#### [INFORMATION SUPPLIED]

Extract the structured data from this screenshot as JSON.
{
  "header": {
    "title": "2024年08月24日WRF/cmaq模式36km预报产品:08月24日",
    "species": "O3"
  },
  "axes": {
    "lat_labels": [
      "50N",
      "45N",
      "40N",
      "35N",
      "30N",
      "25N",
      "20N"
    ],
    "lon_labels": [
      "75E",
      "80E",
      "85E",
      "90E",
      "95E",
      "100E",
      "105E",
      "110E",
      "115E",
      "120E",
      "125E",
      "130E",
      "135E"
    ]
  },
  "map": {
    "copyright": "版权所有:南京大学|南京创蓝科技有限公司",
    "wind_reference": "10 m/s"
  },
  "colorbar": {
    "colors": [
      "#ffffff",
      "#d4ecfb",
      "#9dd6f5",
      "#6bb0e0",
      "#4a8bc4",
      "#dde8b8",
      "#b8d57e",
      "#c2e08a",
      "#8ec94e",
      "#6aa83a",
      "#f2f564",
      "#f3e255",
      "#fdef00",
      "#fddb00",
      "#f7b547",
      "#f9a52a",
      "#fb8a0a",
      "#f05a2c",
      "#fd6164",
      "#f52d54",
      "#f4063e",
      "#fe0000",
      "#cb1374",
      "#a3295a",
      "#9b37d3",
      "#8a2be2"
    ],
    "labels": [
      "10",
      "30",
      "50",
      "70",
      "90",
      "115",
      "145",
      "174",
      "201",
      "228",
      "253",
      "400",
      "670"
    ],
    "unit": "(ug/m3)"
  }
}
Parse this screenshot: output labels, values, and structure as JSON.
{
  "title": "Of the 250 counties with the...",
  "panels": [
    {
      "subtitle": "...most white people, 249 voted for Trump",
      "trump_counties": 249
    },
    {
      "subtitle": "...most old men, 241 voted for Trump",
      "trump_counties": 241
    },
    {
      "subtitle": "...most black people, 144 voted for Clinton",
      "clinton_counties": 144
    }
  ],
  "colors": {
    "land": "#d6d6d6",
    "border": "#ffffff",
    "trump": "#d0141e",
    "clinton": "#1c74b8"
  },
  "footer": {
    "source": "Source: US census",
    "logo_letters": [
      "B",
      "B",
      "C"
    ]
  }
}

#### [REQUIRED WORK]
Make an exact copy of every line in the data.

#### [EXERCISE RESULT]
Extract the structured data from this screenshot as JSON.
{
  "header": {
    "title": "2024年08月24日WRF/cmaq模式36km预报产品:08月24日",
    "species": "O3"
  },
  "axes": {
    "lat_labels": [
      "50N",
      "45N",
      "40N",
      "35N",
      "30N",
      "25N",
      "20N"
    ],
    "lon_labels": [
      "75E",
      "80E",
      "85E",
      "90E",
      "95E",
      "100E",
      "105E",
      "110E",
      "115E",
      "120E",
      "125E",
      "130E",
      "135E"
    ]
  },
  "map": {
    "copyright": "版权所有:南京大学|南京创蓝科技有限公司",
    "wind_reference": "10 m/s"
  },
  "colorbar": {
    "colors": [
      "#ffffff",
      "#d4ecfb",
      "#9dd6f5",
      "#6bb0e0",
      "#4a8bc4",
      "#dde8b8",
      "#b8d57e",
      "#c2e08a",
      "#8ec94e",
      "#6aa83a",
      "#f2f564",
      "#f3e255",
      "#fdef00",
      "#fddb00",
      "#f7b547",
      "#f9a52a",
      "#fb8a0a",
      "#f05a2c",
      "#fd6164",
      "#f52d54",
      "#f4063e",
      "#fe0000",
      "#cb1374",
      "#a3295a",
      "#9b37d3",
      "#8a2be2"
    ],
    "labels": [
      "10",
      "30",
      "50",
      "70",
      "90",
      "115",
      "145",
      "174",
      "201",
      "228",
      "253",
      "400",
      "670"
    ],
    "unit": "(ug/m3)"
  }
}
Parse this screenshot: output labels, values, and structure as JSON.
{
  "title": "Of the 250 counties with the...",
  "panels": [
    {
      "subtitle": "...most white people, 249 voted for Trump",
      "trump_counties": 249
    },
    {
      "subtitle": "...most old men, 241 voted for Trump",
      "trump_counties": 241
    },
    {
      "subtitle": "...most black people, 144 voted for Clinton",
      "clinton_counties": 144
    }
  ],
  "colors": {
    "land": "#d6d6d6",
    "border": "#ffffff",
    "trump": "#d0141e",
    "clinton": "#1c74b8"
  },
  "footer": {
    "source": "Source: US census",
    "logo_letters": [
      "B",
      "B",
      "C"
    ]
  }
}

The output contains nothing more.